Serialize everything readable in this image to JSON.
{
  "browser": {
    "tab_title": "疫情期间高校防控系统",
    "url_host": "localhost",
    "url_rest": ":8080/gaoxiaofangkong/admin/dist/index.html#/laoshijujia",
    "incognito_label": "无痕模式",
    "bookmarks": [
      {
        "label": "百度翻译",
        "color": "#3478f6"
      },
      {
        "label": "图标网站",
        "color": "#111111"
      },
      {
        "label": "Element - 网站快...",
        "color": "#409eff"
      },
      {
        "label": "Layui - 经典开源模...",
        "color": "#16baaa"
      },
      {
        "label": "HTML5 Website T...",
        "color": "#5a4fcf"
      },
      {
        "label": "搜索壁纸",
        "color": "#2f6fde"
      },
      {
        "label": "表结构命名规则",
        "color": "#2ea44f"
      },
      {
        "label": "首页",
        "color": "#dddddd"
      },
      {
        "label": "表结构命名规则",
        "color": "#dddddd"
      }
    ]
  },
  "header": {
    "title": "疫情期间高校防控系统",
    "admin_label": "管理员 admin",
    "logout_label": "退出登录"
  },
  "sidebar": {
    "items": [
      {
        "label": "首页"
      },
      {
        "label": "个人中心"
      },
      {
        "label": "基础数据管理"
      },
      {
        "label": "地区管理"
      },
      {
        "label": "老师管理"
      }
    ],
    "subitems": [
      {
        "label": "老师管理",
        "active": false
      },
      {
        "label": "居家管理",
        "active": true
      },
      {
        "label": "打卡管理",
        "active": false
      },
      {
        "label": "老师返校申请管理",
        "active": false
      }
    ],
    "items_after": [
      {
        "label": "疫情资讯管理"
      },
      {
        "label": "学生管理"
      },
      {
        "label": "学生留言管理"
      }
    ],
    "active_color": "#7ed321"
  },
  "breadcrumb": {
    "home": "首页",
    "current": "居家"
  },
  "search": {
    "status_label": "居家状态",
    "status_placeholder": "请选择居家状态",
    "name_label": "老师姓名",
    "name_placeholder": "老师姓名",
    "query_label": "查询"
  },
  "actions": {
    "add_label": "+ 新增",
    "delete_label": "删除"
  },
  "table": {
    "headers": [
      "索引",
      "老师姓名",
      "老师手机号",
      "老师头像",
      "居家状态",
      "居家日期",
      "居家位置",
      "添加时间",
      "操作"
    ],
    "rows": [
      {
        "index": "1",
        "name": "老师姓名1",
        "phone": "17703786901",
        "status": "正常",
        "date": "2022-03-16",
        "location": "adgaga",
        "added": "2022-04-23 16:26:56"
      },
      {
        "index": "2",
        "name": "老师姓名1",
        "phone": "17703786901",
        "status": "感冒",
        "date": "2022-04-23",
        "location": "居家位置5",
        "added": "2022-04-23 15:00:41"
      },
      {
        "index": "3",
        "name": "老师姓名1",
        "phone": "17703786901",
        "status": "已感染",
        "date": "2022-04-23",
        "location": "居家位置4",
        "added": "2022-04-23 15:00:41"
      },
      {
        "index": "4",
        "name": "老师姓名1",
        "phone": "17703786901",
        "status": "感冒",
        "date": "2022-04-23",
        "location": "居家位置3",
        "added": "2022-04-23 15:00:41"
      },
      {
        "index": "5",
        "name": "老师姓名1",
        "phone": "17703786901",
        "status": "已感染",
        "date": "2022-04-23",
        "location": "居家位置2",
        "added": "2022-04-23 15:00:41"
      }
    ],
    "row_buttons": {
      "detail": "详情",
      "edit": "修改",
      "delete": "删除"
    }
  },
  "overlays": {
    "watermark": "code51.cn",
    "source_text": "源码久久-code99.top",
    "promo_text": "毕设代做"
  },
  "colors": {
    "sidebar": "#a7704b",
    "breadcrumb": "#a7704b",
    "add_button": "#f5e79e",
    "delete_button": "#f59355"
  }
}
* * *
Objective: Copy out every line where the word "location" occurs.

Solution to this exercise:
        "location": "adgaga",
        "location": "居家位置5",
        "location": "居家位置4",
        "location": "居家位置3",
        "location": "居家位置2",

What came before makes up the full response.